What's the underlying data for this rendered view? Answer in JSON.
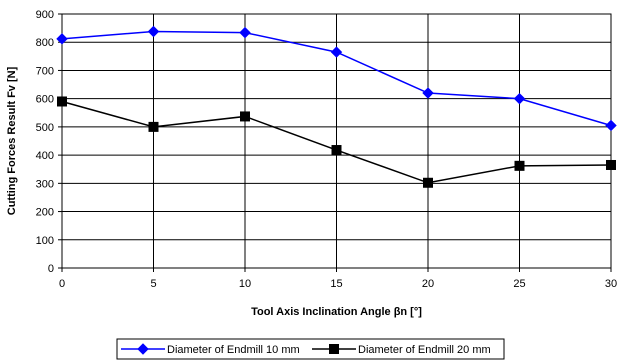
{
  "chart_data": {
    "type": "line",
    "title": "",
    "xlabel": "Tool Axis Inclination Angle βn [°]",
    "ylabel": "Cutting Forces Result Fv [N]",
    "x": [
      0,
      5,
      10,
      15,
      20,
      25,
      30
    ],
    "xlim": [
      0,
      30
    ],
    "ylim": [
      0,
      900
    ],
    "xticks": [
      0,
      5,
      10,
      15,
      20,
      25,
      30
    ],
    "yticks": [
      0,
      100,
      200,
      300,
      400,
      500,
      600,
      700,
      800,
      900
    ],
    "grid": true,
    "legend_position": "bottom",
    "series": [
      {
        "name": "Diameter of Endmill 10 mm",
        "values": [
          812,
          838,
          834,
          765,
          620,
          600,
          505
        ],
        "color": "#0000FF",
        "marker": "diamond"
      },
      {
        "name": "Diameter of Endmill 20 mm",
        "values": [
          590,
          500,
          537,
          418,
          302,
          362,
          365
        ],
        "color": "#000000",
        "marker": "square"
      }
    ]
  }
}
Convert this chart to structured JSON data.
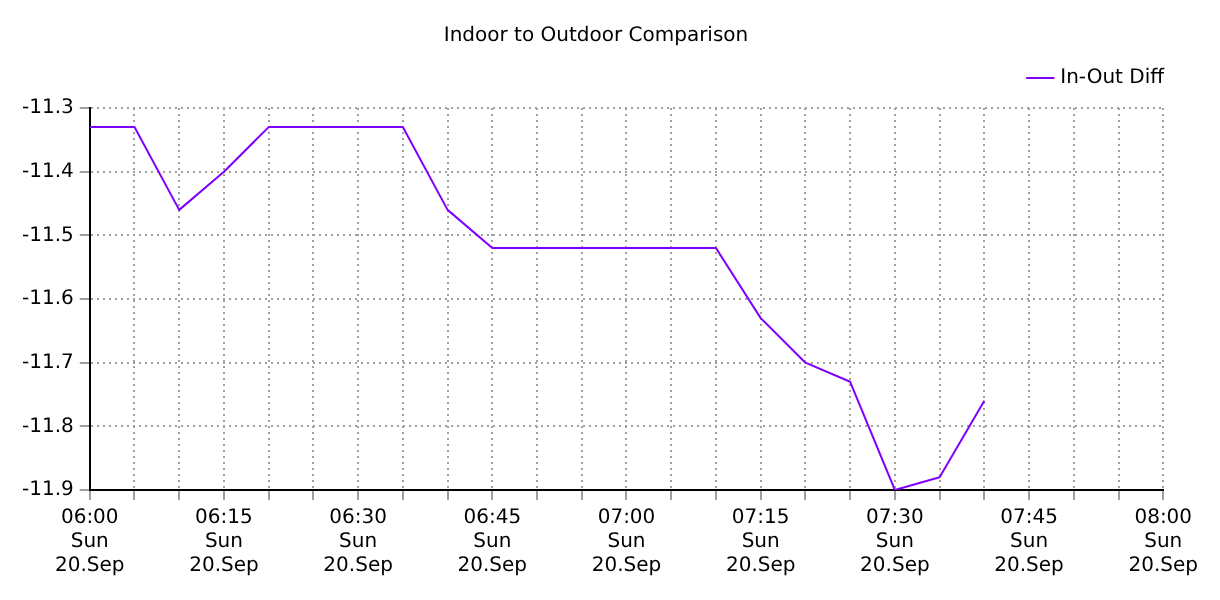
{
  "chart_data": {
    "type": "line",
    "title": "Indoor to Outdoor Comparison",
    "categories": [
      "06:00\nSun\n20.Sep",
      null,
      null,
      "06:15\nSun\n20.Sep",
      null,
      null,
      "06:30\nSun\n20.Sep",
      null,
      null,
      "06:45\nSun\n20.Sep",
      null,
      null,
      "07:00\nSun\n20.Sep",
      null,
      null,
      "07:15\nSun\n20.Sep",
      null,
      null,
      "07:30\nSun\n20.Sep",
      null,
      null,
      "07:45\nSun\n20.Sep",
      null,
      null,
      "08:00\nSun\n20.Sep"
    ],
    "series": [
      {
        "name": "In-Out Diff",
        "color": "#8000ff",
        "values": [
          -11.33,
          -11.33,
          -11.46,
          -11.4,
          -11.33,
          -11.33,
          -11.33,
          -11.33,
          -11.46,
          -11.52,
          -11.52,
          -11.52,
          -11.52,
          -11.52,
          -11.52,
          -11.63,
          -11.7,
          -11.73,
          -11.9,
          -11.88,
          -11.76,
          null,
          null,
          null,
          null
        ]
      }
    ],
    "ylim": [
      -11.9,
      -11.3
    ],
    "yticks": [
      -11.3,
      -11.4,
      -11.5,
      -11.6,
      -11.7,
      -11.8,
      -11.9
    ],
    "grid": true,
    "legend": "top right",
    "marker": "none",
    "line_style": "solid"
  }
}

Task brief: Leave the pictures out and output the rest of the listing exactly.

Written solution:
What's the underlying data for this rendered view? Answer in JSON.
{
  "chart_data": {
    "type": "line",
    "title": "",
    "xlabel": "Tool Axis Inclination Angle βn [°]",
    "ylabel": "Cutting Forces Result Fv [N]",
    "x": [
      0,
      5,
      10,
      15,
      20,
      25,
      30
    ],
    "xlim": [
      0,
      30
    ],
    "ylim": [
      0,
      900
    ],
    "xticks": [
      0,
      5,
      10,
      15,
      20,
      25,
      30
    ],
    "yticks": [
      0,
      100,
      200,
      300,
      400,
      500,
      600,
      700,
      800,
      900
    ],
    "grid": true,
    "legend_position": "bottom",
    "series": [
      {
        "name": "Diameter of Endmill 10 mm",
        "values": [
          812,
          838,
          834,
          765,
          620,
          600,
          505
        ],
        "color": "#0000FF",
        "marker": "diamond"
      },
      {
        "name": "Diameter of Endmill 20 mm",
        "values": [
          590,
          500,
          537,
          418,
          302,
          362,
          365
        ],
        "color": "#000000",
        "marker": "square"
      }
    ]
  }
}
Convert this chart to structured JSON data.
{
  "chart_data": {
    "type": "line",
    "title": "Indoor to Outdoor Comparison",
    "categories": [
      "06:00\nSun\n20.Sep",
      null,
      null,
      "06:15\nSun\n20.Sep",
      null,
      null,
      "06:30\nSun\n20.Sep",
      null,
      null,
      "06:45\nSun\n20.Sep",
      null,
      null,
      "07:00\nSun\n20.Sep",
      null,
      null,
      "07:15\nSun\n20.Sep",
      null,
      null,
      "07:30\nSun\n20.Sep",
      null,
      null,
      "07:45\nSun\n20.Sep",
      null,
      null,
      "08:00\nSun\n20.Sep"
    ],
    "series": [
      {
        "name": "In-Out Diff",
        "color": "#8000ff",
        "values": [
          -11.33,
          -11.33,
          -11.46,
          -11.4,
          -11.33,
          -11.33,
          -11.33,
          -11.33,
          -11.46,
          -11.52,
          -11.52,
          -11.52,
          -11.52,
          -11.52,
          -11.52,
          -11.63,
          -11.7,
          -11.73,
          -11.9,
          -11.88,
          -11.76,
          null,
          null,
          null,
          null
        ]
      }
    ],
    "ylim": [
      -11.9,
      -11.3
    ],
    "yticks": [
      -11.3,
      -11.4,
      -11.5,
      -11.6,
      -11.7,
      -11.8,
      -11.9
    ],
    "grid": true,
    "legend": "top right",
    "marker": "none",
    "line_style": "solid"
  }
}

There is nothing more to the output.